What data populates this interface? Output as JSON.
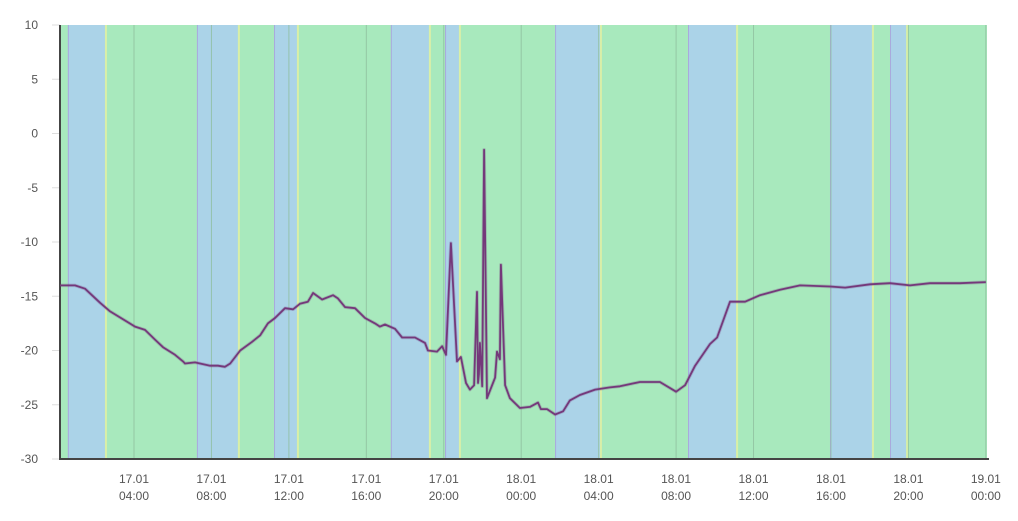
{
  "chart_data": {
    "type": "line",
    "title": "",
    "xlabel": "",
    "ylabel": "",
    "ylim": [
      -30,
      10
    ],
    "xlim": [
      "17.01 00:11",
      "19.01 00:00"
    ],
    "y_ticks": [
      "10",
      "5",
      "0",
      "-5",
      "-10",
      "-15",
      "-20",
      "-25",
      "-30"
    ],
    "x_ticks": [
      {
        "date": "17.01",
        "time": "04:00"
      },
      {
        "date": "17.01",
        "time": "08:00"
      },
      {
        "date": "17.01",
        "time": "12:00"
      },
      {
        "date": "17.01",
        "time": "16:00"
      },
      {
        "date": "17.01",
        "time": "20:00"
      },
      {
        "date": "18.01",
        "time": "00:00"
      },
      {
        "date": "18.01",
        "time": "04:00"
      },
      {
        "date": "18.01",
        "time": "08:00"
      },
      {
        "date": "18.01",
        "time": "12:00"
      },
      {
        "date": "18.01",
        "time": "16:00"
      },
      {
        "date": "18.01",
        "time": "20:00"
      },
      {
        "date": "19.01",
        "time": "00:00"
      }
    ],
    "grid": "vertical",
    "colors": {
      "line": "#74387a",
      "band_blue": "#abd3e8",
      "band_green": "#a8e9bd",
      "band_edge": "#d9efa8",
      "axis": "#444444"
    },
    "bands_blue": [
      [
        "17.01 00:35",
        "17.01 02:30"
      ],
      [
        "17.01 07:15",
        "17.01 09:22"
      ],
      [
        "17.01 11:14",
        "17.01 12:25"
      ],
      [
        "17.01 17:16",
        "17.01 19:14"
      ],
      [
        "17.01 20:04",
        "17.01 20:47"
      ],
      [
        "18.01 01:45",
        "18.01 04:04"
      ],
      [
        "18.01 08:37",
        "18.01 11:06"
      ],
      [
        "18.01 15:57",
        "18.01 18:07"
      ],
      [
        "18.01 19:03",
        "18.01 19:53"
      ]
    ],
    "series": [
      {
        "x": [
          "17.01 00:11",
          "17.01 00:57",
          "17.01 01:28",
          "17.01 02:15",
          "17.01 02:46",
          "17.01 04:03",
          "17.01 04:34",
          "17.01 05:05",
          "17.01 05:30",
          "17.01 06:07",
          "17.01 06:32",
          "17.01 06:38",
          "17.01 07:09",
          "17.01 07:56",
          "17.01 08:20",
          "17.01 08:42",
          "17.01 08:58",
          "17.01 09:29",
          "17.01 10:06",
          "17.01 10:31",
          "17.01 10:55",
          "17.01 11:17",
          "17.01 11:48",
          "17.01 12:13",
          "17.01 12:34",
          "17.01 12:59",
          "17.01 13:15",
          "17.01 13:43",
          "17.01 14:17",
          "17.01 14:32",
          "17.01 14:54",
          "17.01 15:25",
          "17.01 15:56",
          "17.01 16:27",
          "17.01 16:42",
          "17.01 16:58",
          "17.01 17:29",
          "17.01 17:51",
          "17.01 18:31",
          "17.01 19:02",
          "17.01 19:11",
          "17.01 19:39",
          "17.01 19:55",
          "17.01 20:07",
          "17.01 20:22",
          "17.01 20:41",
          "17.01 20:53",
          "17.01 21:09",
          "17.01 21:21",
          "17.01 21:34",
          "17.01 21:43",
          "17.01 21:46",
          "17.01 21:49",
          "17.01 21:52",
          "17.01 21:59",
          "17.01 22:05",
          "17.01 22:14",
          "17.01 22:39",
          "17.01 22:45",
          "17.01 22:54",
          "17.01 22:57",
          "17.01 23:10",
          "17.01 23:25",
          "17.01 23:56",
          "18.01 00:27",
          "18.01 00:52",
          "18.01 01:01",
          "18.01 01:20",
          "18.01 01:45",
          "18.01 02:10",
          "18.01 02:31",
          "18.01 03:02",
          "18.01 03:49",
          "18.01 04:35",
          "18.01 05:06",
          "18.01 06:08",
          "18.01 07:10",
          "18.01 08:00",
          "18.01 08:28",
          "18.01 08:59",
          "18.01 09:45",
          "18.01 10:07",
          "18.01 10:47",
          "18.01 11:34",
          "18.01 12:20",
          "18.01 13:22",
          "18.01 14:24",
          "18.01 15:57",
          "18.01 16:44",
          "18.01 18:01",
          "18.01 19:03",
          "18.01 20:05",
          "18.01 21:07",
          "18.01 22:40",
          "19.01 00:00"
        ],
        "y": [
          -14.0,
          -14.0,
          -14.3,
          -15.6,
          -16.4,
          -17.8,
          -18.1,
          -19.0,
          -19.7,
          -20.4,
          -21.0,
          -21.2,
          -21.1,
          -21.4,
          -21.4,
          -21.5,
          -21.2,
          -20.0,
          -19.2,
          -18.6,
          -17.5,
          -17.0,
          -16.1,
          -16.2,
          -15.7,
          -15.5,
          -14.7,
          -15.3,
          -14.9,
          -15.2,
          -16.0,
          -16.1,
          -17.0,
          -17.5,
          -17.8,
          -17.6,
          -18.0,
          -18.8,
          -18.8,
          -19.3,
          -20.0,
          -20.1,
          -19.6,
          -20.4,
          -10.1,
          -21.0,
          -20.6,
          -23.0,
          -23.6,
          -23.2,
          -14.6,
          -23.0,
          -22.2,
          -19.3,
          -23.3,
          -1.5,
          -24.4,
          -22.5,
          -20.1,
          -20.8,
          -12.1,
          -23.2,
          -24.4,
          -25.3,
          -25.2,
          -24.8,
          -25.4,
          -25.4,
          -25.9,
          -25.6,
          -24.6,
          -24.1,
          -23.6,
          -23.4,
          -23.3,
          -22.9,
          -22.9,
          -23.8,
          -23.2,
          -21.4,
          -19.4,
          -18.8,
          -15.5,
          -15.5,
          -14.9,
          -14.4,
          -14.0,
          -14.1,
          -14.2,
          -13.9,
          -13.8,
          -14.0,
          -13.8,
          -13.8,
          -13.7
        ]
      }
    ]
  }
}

==

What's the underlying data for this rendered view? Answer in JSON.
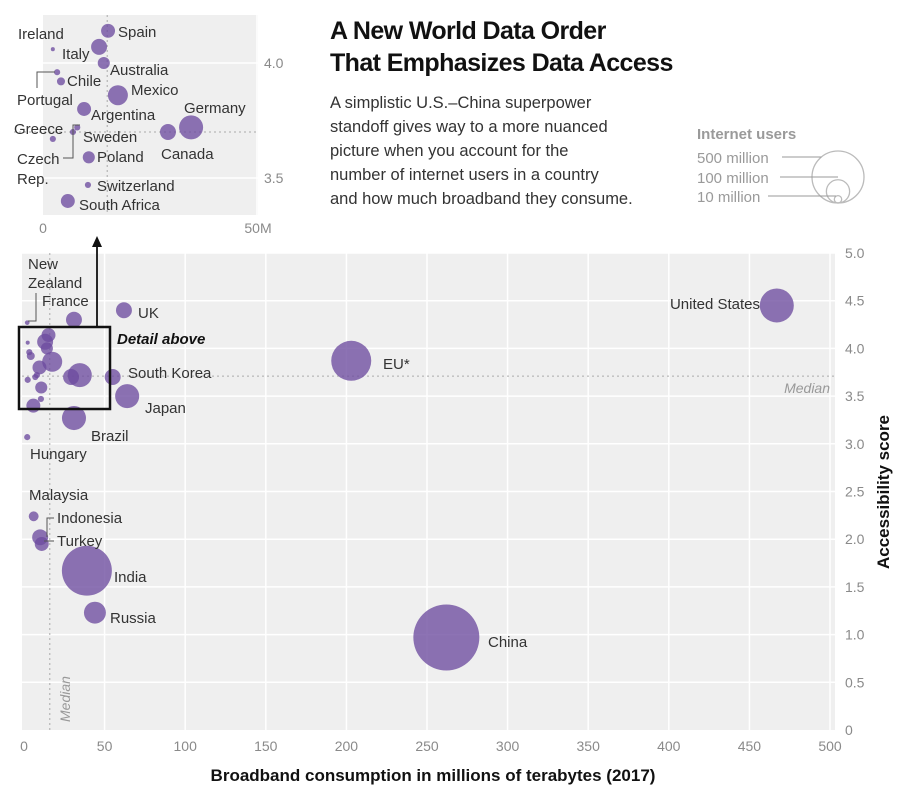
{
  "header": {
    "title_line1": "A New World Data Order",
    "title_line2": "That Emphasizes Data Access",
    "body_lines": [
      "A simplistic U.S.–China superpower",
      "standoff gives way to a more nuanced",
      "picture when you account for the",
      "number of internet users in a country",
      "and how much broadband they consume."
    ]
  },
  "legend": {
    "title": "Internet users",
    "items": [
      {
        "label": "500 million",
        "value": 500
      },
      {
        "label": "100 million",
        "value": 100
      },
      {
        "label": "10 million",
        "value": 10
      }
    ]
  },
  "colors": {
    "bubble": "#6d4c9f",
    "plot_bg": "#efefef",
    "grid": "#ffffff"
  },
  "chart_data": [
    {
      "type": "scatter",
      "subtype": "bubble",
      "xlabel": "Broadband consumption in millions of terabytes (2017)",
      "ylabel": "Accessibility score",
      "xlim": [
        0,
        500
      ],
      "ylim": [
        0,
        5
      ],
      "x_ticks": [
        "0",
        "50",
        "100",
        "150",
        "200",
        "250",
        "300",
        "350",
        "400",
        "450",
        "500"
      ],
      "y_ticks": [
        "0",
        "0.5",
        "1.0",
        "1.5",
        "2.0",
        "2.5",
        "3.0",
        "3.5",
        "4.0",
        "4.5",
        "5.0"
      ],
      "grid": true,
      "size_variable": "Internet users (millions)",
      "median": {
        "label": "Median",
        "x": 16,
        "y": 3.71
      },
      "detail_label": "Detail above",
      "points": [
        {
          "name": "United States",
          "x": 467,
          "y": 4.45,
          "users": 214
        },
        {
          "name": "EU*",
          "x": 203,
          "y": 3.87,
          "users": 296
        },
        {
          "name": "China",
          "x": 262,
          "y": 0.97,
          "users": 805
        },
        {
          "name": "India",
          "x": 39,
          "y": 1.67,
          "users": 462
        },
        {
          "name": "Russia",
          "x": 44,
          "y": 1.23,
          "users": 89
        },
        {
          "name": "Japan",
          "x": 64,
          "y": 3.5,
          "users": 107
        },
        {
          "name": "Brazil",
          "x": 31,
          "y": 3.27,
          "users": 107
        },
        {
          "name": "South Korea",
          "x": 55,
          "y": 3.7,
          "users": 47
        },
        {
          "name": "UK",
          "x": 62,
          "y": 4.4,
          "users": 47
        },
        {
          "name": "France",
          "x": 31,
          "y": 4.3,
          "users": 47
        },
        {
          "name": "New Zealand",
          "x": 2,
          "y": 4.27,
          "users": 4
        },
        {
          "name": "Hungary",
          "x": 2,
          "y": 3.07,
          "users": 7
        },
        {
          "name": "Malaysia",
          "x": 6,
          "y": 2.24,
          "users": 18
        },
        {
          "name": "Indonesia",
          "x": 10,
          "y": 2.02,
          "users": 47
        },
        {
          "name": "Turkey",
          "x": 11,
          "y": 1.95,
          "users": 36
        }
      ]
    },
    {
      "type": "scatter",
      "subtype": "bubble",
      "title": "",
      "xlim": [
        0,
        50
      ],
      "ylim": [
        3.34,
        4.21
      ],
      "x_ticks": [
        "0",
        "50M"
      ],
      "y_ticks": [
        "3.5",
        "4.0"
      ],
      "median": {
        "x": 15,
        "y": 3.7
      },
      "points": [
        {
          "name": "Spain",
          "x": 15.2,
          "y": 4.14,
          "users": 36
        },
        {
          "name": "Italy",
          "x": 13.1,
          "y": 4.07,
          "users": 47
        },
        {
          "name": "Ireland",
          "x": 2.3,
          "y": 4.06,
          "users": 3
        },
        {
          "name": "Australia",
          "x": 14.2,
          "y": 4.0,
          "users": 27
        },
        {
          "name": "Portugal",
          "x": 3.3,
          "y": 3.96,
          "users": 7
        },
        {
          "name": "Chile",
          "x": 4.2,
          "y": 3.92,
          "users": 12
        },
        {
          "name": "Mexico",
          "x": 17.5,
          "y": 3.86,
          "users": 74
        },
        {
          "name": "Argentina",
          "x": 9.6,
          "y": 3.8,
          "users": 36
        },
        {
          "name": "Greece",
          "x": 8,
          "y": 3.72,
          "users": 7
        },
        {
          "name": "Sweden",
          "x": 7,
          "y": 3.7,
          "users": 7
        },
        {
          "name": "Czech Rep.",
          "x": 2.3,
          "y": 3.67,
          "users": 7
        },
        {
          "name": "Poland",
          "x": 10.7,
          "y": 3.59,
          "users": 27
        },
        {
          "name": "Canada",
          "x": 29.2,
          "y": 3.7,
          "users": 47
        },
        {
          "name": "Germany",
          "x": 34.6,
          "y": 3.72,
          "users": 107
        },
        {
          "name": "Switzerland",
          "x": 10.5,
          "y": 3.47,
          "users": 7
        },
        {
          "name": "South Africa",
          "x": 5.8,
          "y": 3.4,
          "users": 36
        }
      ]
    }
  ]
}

• INSTRUCTIONS TO FOLLOW:
From the entries above, copy every line where the word "grid" shows up.

• RESULT OF THIS TASK:
    "grid": "vertical",
    "grid": "#ffffff"
      "grid": true,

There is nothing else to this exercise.